----- EXTRACTED MATERIAL -----
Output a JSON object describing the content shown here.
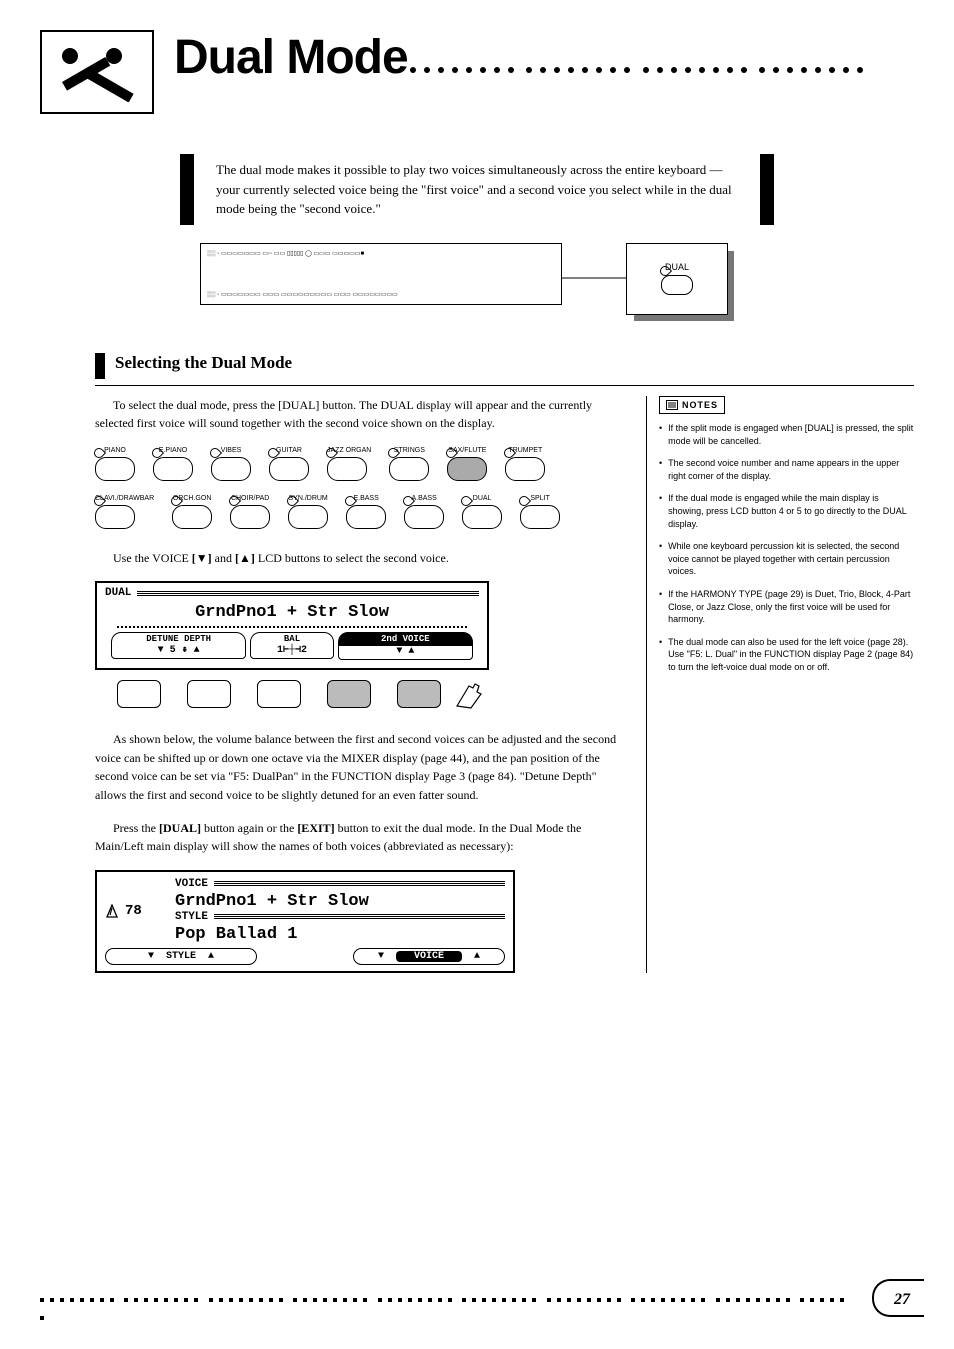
{
  "header": {
    "title": "Dual Mode"
  },
  "intro": "The dual mode makes it possible to play two voices simultaneously across the entire keyboard — your currently selected voice being the \"first voice\" and a second voice you select while in the dual mode being the \"second voice.\"",
  "callout": {
    "label": "DUAL"
  },
  "section": {
    "title": "Selecting the Dual Mode"
  },
  "body": {
    "p1": "To select the dual mode, press the [DUAL] button. The DUAL display will appear and the currently selected first voice will sound together with the second voice shown on the display.",
    "p2_a": "Use the VOICE ",
    "p2_b": " and ",
    "p2_c": " LCD buttons to select the second voice.",
    "p3_a": "As shown below, the volume balance between the first and second voices can be adjusted and the second voice can be shifted up or down one octave via the MIXER display (page 44), and the pan position of the second voice can be set via ",
    "p3_b": "\"F5: DualPan\"",
    "p3_c": " in the FUNCTION display Page 3 (page 84). \"Detune Depth\" allows the first and second voice to be slightly detuned for an even fatter sound.",
    "p4_a": "Press the ",
    "p4_b": "[DUAL]",
    "p4_c": " button again or the ",
    "p4_d": "[EXIT]",
    "p4_e": " button to exit the dual mode. In the Dual Mode the Main/Left main display will show the names of both voices (abbreviated as necessary):"
  },
  "voice_rows": {
    "row1": [
      "PIANO",
      "E.PIANO",
      "VIBES",
      "GUITAR",
      "JAZZ ORGAN",
      "STRINGS",
      "SAX/FLUTE",
      "TRUMPET"
    ],
    "row2": [
      "CLAVI./DRAWBAR",
      "ORCH.GON",
      "CHOIR/PAD",
      "SYN./DRUM",
      "E.BASS",
      "A.BASS",
      "DUAL",
      "SPLIT"
    ],
    "pressed_row1_index": 6,
    "dual_index_row2": 1
  },
  "lcd1": {
    "title": "DUAL",
    "voice": "GrndPno1 + Str Slow",
    "params": {
      "detune_label": "DETUNE DEPTH",
      "detune_value": "▼ 5 ⇞ ▲",
      "bal_label": "BAL",
      "bal_value": "1⊢┼⊣2",
      "second_label": "2nd VOICE",
      "second_value": "▼           ▲"
    }
  },
  "lcd2": {
    "tempo": "78",
    "voice_label": "VOICE",
    "voice": "GrndPno1 + Str Slow",
    "style_label": "STYLE",
    "style": "Pop Ballad 1",
    "style_pill": "STYLE",
    "voice_pill": "VOICE"
  },
  "notes": {
    "badge": "NOTES",
    "items": [
      "If the split mode is engaged when [DUAL] is pressed, the split mode will be cancelled.",
      "The second voice number and name appears in the upper right corner of the display.",
      "If the dual mode is engaged while the main display is showing, press LCD button 4 or 5 to go directly to the DUAL display.",
      "While one keyboard percussion kit is selected, the second voice cannot be played together with certain percussion voices.",
      "If the HARMONY TYPE (page 29) is Duet, Trio, Block, 4-Part Close, or Jazz Close, only the first voice will be used for harmony.",
      "The dual mode can also be used for the left voice (page 28). Use \"F5: L. Dual\" in the FUNCTION display Page 2 (page 84) to turn the left-voice dual mode on or off."
    ]
  },
  "page_number": "27"
}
-----
Give back the whole listing as it stands, minus its pictures.

# THE SOLUTION
Output a JSON object describing the content shown here.
{
  "header": {
    "title": "Dual Mode"
  },
  "intro": "The dual mode makes it possible to play two voices simultaneously across the entire keyboard — your currently selected voice being the \"first voice\" and a second voice you select while in the dual mode being the \"second voice.\"",
  "callout": {
    "label": "DUAL"
  },
  "section": {
    "title": "Selecting the Dual Mode"
  },
  "body": {
    "p1": "To select the dual mode, press the [DUAL] button. The DUAL display will appear and the currently selected first voice will sound together with the second voice shown on the display.",
    "p2_a": "Use the VOICE ",
    "p2_b": " and ",
    "p2_c": " LCD buttons to select the second voice.",
    "p3_a": "As shown below, the volume balance between the first and second voices can be adjusted and the second voice can be shifted up or down one octave via the MIXER display (page 44), and the pan position of the second voice can be set via ",
    "p3_b": "\"F5: DualPan\"",
    "p3_c": " in the FUNCTION display Page 3 (page 84). \"Detune Depth\" allows the first and second voice to be slightly detuned for an even fatter sound.",
    "p4_a": "Press the ",
    "p4_b": "[DUAL]",
    "p4_c": " button again or the ",
    "p4_d": "[EXIT]",
    "p4_e": " button to exit the dual mode. In the Dual Mode the Main/Left main display will show the names of both voices (abbreviated as necessary):"
  },
  "voice_rows": {
    "row1": [
      "PIANO",
      "E.PIANO",
      "VIBES",
      "GUITAR",
      "JAZZ ORGAN",
      "STRINGS",
      "SAX/FLUTE",
      "TRUMPET"
    ],
    "row2": [
      "CLAVI./DRAWBAR",
      "ORCH.GON",
      "CHOIR/PAD",
      "SYN./DRUM",
      "E.BASS",
      "A.BASS",
      "DUAL",
      "SPLIT"
    ],
    "pressed_row1_index": 6,
    "dual_index_row2": 1
  },
  "lcd1": {
    "title": "DUAL",
    "voice": "GrndPno1 + Str Slow",
    "params": {
      "detune_label": "DETUNE DEPTH",
      "detune_value": "▼ 5 ⇞ ▲",
      "bal_label": "BAL",
      "bal_value": "1⊢┼⊣2",
      "second_label": "2nd VOICE",
      "second_value": "▼           ▲"
    }
  },
  "lcd2": {
    "tempo": "78",
    "voice_label": "VOICE",
    "voice": "GrndPno1 + Str Slow",
    "style_label": "STYLE",
    "style": "Pop Ballad 1",
    "style_pill": "STYLE",
    "voice_pill": "VOICE"
  },
  "notes": {
    "badge": "NOTES",
    "items": [
      "If the split mode is engaged when [DUAL] is pressed, the split mode will be cancelled.",
      "The second voice number and name appears in the upper right corner of the display.",
      "If the dual mode is engaged while the main display is showing, press LCD button 4 or 5 to go directly to the DUAL display.",
      "While one keyboard percussion kit is selected, the second voice cannot be played together with certain percussion voices.",
      "If the HARMONY TYPE (page 29) is Duet, Trio, Block, 4-Part Close, or Jazz Close, only the first voice will be used for harmony.",
      "The dual mode can also be used for the left voice (page 28). Use \"F5: L. Dual\" in the FUNCTION display Page 2 (page 84) to turn the left-voice dual mode on or off."
    ]
  },
  "page_number": "27"
}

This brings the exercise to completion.